Exercise aim: All of the data that follows should be retyped exactly, please, except the pictures.

— START OF Excerpted data —

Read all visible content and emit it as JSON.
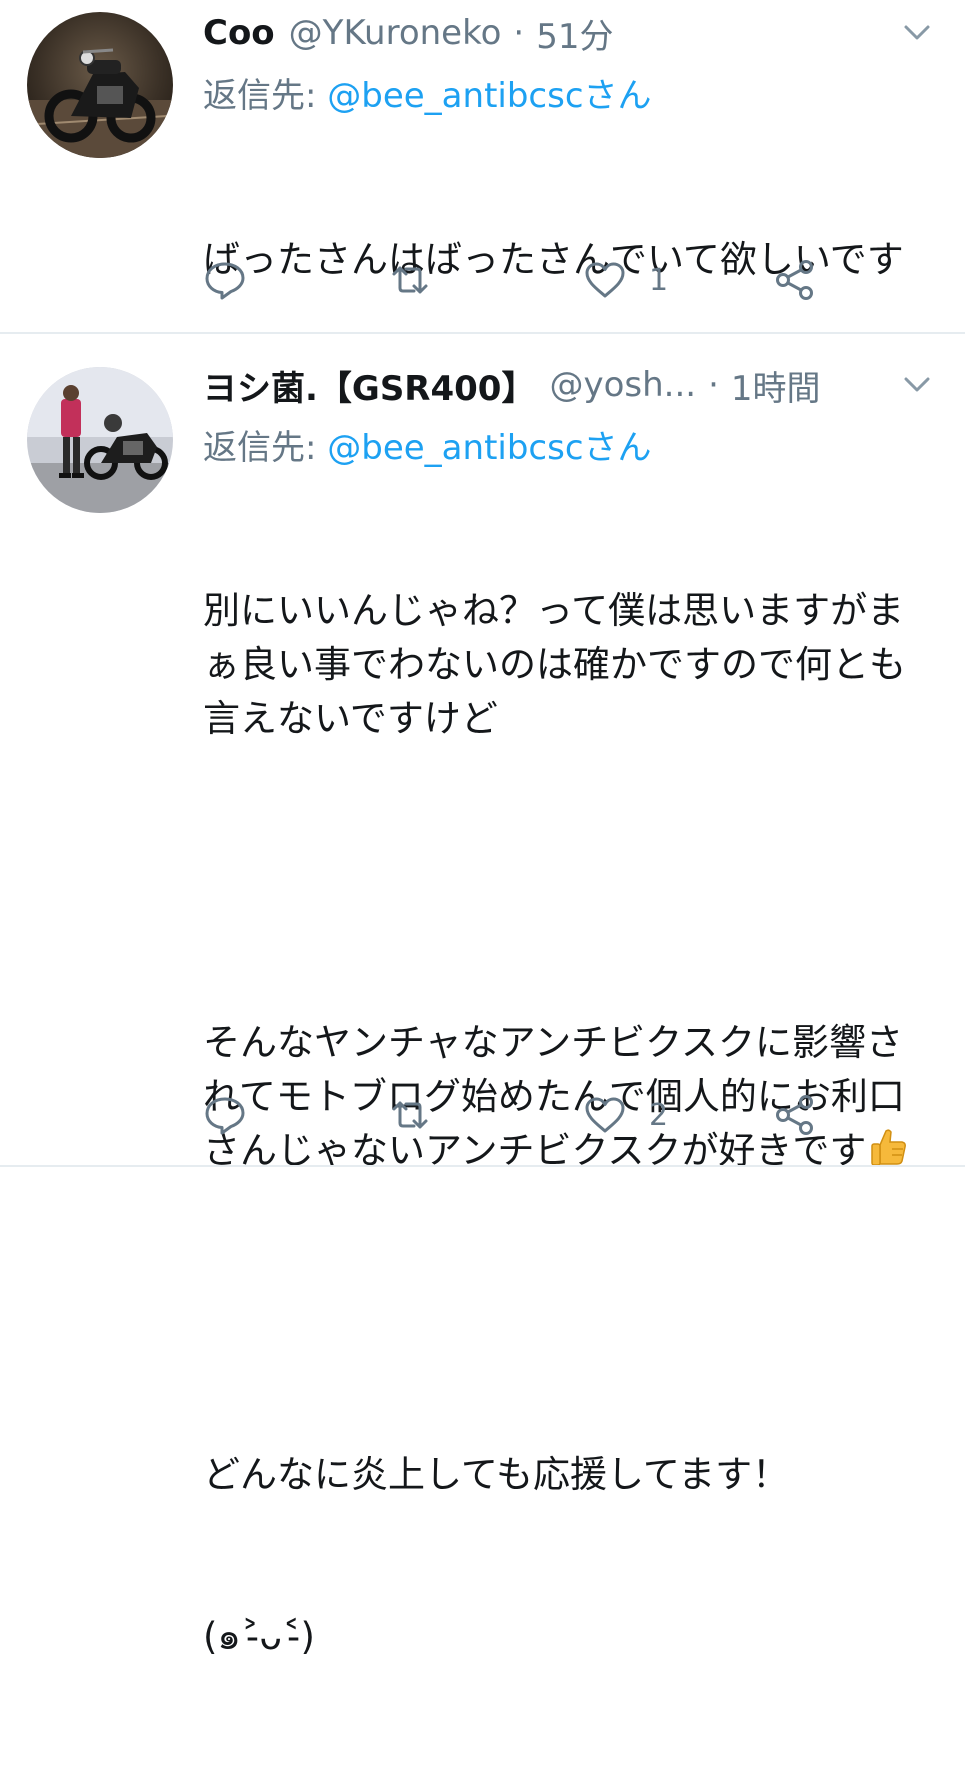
{
  "tweets": [
    {
      "display_name": "Coo",
      "handle": "@YKuroneko",
      "separator": "·",
      "time": "51分",
      "reply_prefix": "返信先: ",
      "reply_mention": "@bee_antibcscさん",
      "lines": [
        "ばったさんはばったさんでいて欲しいです"
      ],
      "reply_count": "",
      "retweet_count": "",
      "like_count": "1",
      "icons": {
        "avatar": "motorcycle-night-avatar",
        "menu": "chevron-down-icon",
        "reply": "reply-icon",
        "retweet": "retweet-icon",
        "like": "heart-icon",
        "share": "share-icon"
      }
    },
    {
      "display_name": "ヨシ菌.【GSR400】",
      "handle": "@yosh...",
      "separator": "·",
      "time": "1時間",
      "reply_prefix": "返信先: ",
      "reply_mention": "@bee_antibcscさん",
      "para1": "別にいいんじゃね？って僕は思いますがまぁ良い事でわないのは確かですので何とも言えないですけど",
      "para2": "そんなヤンチャなアンチビクスクに影響されてモトブログ始めたんで個人的にお利口さんじゃないアンチビクスクが好きです",
      "emoji": "thumbs-up-emoji",
      "para3": "どんなに炎上しても応援してます！",
      "para4": "(๑˃̵ᴗ˂̵)",
      "reply_count": "",
      "retweet_count": "",
      "like_count": "2",
      "icons": {
        "avatar": "rider-with-motorcycle-avatar",
        "menu": "chevron-down-icon",
        "reply": "reply-icon",
        "retweet": "retweet-icon",
        "like": "heart-icon",
        "share": "share-icon"
      }
    }
  ],
  "colors": {
    "text": "#14171a",
    "secondary": "#657786",
    "link": "#1da1f2",
    "divider": "#e6ecf0"
  }
}
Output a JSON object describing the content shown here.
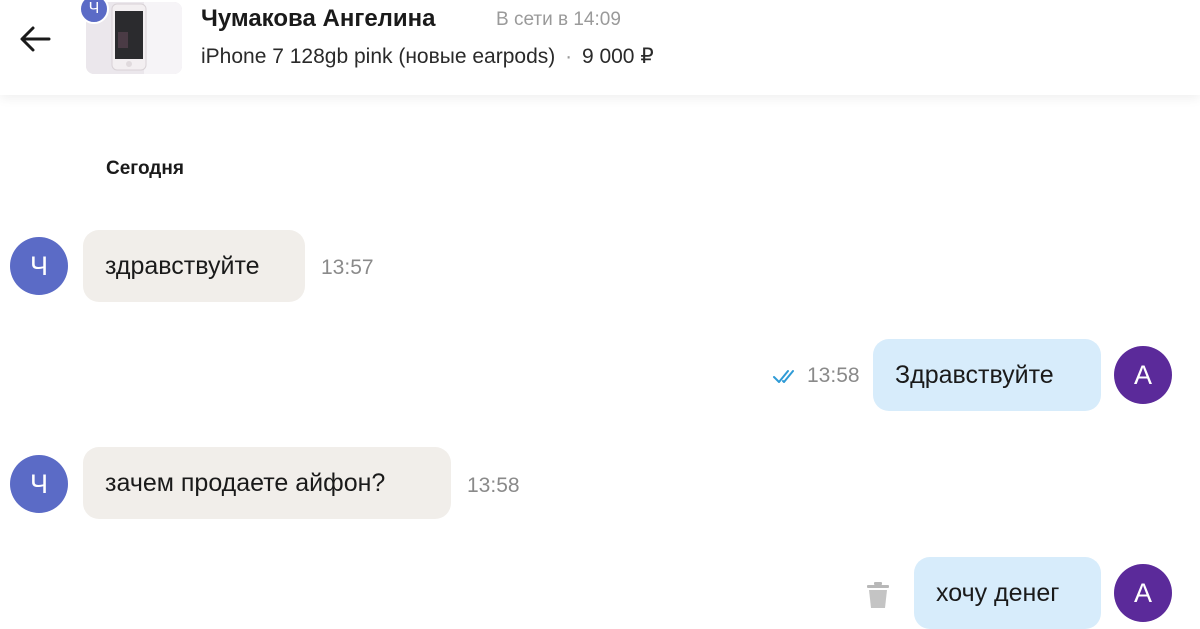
{
  "header": {
    "back_icon": "arrow-left-icon",
    "seller_avatar_letter": "Ч",
    "seller_name": "Чумакова Ангелина",
    "status": "В сети в 14:09",
    "listing_title": "iPhone 7 128gb pink (новые earpods)",
    "separator": "·",
    "price": "9 000 ₽"
  },
  "chat": {
    "date_separator": "Сегодня",
    "messages": [
      {
        "direction": "incoming",
        "avatar": "Ч",
        "text": "здравствуйте",
        "time": "13:57"
      },
      {
        "direction": "outgoing",
        "avatar": "А",
        "text": "Здравствуйте",
        "time": "13:58",
        "read_icon": "double-check-icon"
      },
      {
        "direction": "incoming",
        "avatar": "Ч",
        "text": "зачем продаете айфон?",
        "time": "13:58"
      },
      {
        "direction": "outgoing",
        "avatar": "А",
        "text": "хочу денег",
        "action_icon": "trash-icon"
      }
    ]
  },
  "colors": {
    "incoming_avatar": "#5b6bc6",
    "outgoing_avatar": "#5b2a9a",
    "incoming_bubble": "#f1eeea",
    "outgoing_bubble": "#d7ecfb",
    "read_check": "#2f9bd6"
  }
}
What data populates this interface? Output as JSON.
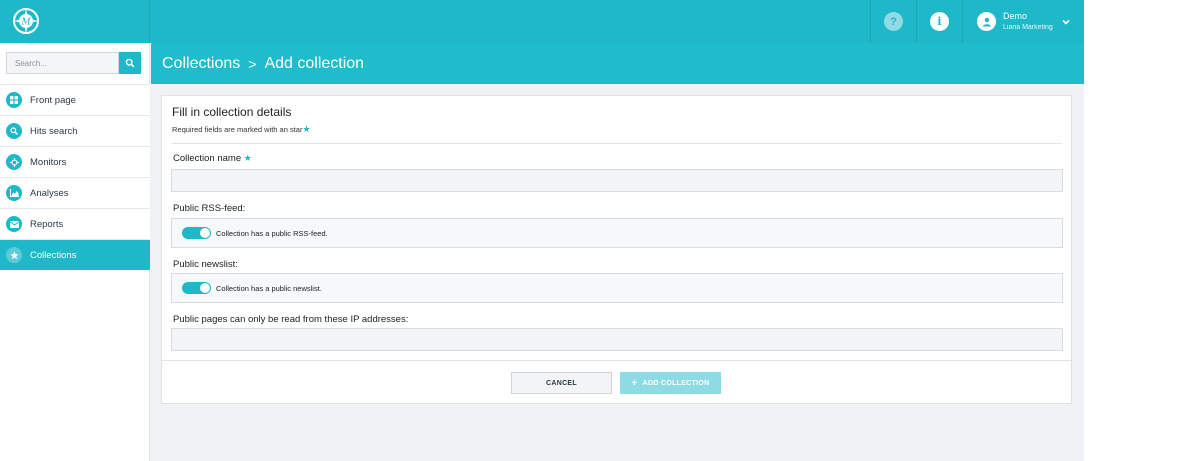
{
  "topbar": {
    "help_icon": "question-icon",
    "info_icon": "info-icon",
    "user": {
      "name": "Demo",
      "org": "Liana Marketing"
    }
  },
  "sidebar": {
    "search_placeholder": "Search...",
    "items": [
      {
        "label": "Front page",
        "icon": "dashboard-icon",
        "active": false
      },
      {
        "label": "Hits search",
        "icon": "search-icon",
        "active": false
      },
      {
        "label": "Monitors",
        "icon": "compass-icon",
        "active": false
      },
      {
        "label": "Analyses",
        "icon": "chart-icon",
        "active": false
      },
      {
        "label": "Reports",
        "icon": "envelope-icon",
        "active": false
      },
      {
        "label": "Collections",
        "icon": "star-icon",
        "active": true
      }
    ]
  },
  "breadcrumb": {
    "parent": "Collections",
    "separator": ">",
    "current": "Add collection"
  },
  "form": {
    "title": "Fill in collection details",
    "subtitle": "Required fields are marked with an star",
    "required_mark": "★",
    "collection_name_label": "Collection name",
    "collection_name_value": "",
    "rss_label": "Public RSS-feed:",
    "rss_toggle_text": "Collection has a public RSS-feed.",
    "rss_enabled": true,
    "newslist_label": "Public newslist:",
    "newslist_toggle_text": "Collection has a public newslist.",
    "newslist_enabled": true,
    "ip_label": "Public pages can only be read from these IP addresses:",
    "ip_value": ""
  },
  "actions": {
    "cancel": "CANCEL",
    "add": "ADD COLLECTION",
    "add_icon": "+"
  },
  "colors": {
    "accent": "#1eb8c8",
    "accent_light": "#8fdbe3",
    "background": "#f0f2f5"
  }
}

— END OF Excerpted data —

Full output:
Read all visible content and emit it as JSON.
{
  "tweets": [
    {
      "display_name": "Coo",
      "handle": "@YKuroneko",
      "separator": "·",
      "time": "51分",
      "reply_prefix": "返信先: ",
      "reply_mention": "@bee_antibcscさん",
      "lines": [
        "ばったさんはばったさんでいて欲しいです"
      ],
      "reply_count": "",
      "retweet_count": "",
      "like_count": "1",
      "icons": {
        "avatar": "motorcycle-night-avatar",
        "menu": "chevron-down-icon",
        "reply": "reply-icon",
        "retweet": "retweet-icon",
        "like": "heart-icon",
        "share": "share-icon"
      }
    },
    {
      "display_name": "ヨシ菌.【GSR400】",
      "handle": "@yosh...",
      "separator": "·",
      "time": "1時間",
      "reply_prefix": "返信先: ",
      "reply_mention": "@bee_antibcscさん",
      "para1": "別にいいんじゃね？って僕は思いますがまぁ良い事でわないのは確かですので何とも言えないですけど",
      "para2": "そんなヤンチャなアンチビクスクに影響されてモトブログ始めたんで個人的にお利口さんじゃないアンチビクスクが好きです",
      "emoji": "thumbs-up-emoji",
      "para3": "どんなに炎上しても応援してます！",
      "para4": "(๑˃̵ᴗ˂̵)",
      "reply_count": "",
      "retweet_count": "",
      "like_count": "2",
      "icons": {
        "avatar": "rider-with-motorcycle-avatar",
        "menu": "chevron-down-icon",
        "reply": "reply-icon",
        "retweet": "retweet-icon",
        "like": "heart-icon",
        "share": "share-icon"
      }
    }
  ],
  "colors": {
    "text": "#14171a",
    "secondary": "#657786",
    "link": "#1da1f2",
    "divider": "#e6ecf0"
  }
}
Output a JSON object describing the content shown here.
{
  "header": {
    "back_icon": "arrow-left-icon",
    "seller_avatar_letter": "Ч",
    "seller_name": "Чумакова Ангелина",
    "status": "В сети в 14:09",
    "listing_title": "iPhone 7 128gb pink (новые earpods)",
    "separator": "·",
    "price": "9 000 ₽"
  },
  "chat": {
    "date_separator": "Сегодня",
    "messages": [
      {
        "direction": "incoming",
        "avatar": "Ч",
        "text": "здравствуйте",
        "time": "13:57"
      },
      {
        "direction": "outgoing",
        "avatar": "А",
        "text": "Здравствуйте",
        "time": "13:58",
        "read_icon": "double-check-icon"
      },
      {
        "direction": "incoming",
        "avatar": "Ч",
        "text": "зачем продаете айфон?",
        "time": "13:58"
      },
      {
        "direction": "outgoing",
        "avatar": "А",
        "text": "хочу денег",
        "action_icon": "trash-icon"
      }
    ]
  },
  "colors": {
    "incoming_avatar": "#5b6bc6",
    "outgoing_avatar": "#5b2a9a",
    "incoming_bubble": "#f1eeea",
    "outgoing_bubble": "#d7ecfb",
    "read_check": "#2f9bd6"
  }
}
What data populates this interface? Output as JSON.
{
  "topbar": {
    "help_icon": "question-icon",
    "info_icon": "info-icon",
    "user": {
      "name": "Demo",
      "org": "Liana Marketing"
    }
  },
  "sidebar": {
    "search_placeholder": "Search...",
    "items": [
      {
        "label": "Front page",
        "icon": "dashboard-icon",
        "active": false
      },
      {
        "label": "Hits search",
        "icon": "search-icon",
        "active": false
      },
      {
        "label": "Monitors",
        "icon": "compass-icon",
        "active": false
      },
      {
        "label": "Analyses",
        "icon": "chart-icon",
        "active": false
      },
      {
        "label": "Reports",
        "icon": "envelope-icon",
        "active": false
      },
      {
        "label": "Collections",
        "icon": "star-icon",
        "active": true
      }
    ]
  },
  "breadcrumb": {
    "parent": "Collections",
    "separator": ">",
    "current": "Add collection"
  },
  "form": {
    "title": "Fill in collection details",
    "subtitle": "Required fields are marked with an star",
    "required_mark": "★",
    "collection_name_label": "Collection name",
    "collection_name_value": "",
    "rss_label": "Public RSS-feed:",
    "rss_toggle_text": "Collection has a public RSS-feed.",
    "rss_enabled": true,
    "newslist_label": "Public newslist:",
    "newslist_toggle_text": "Collection has a public newslist.",
    "newslist_enabled": true,
    "ip_label": "Public pages can only be read from these IP addresses:",
    "ip_value": ""
  },
  "actions": {
    "cancel": "CANCEL",
    "add": "ADD COLLECTION",
    "add_icon": "+"
  },
  "colors": {
    "accent": "#1eb8c8",
    "accent_light": "#8fdbe3",
    "background": "#f0f2f5"
  }
}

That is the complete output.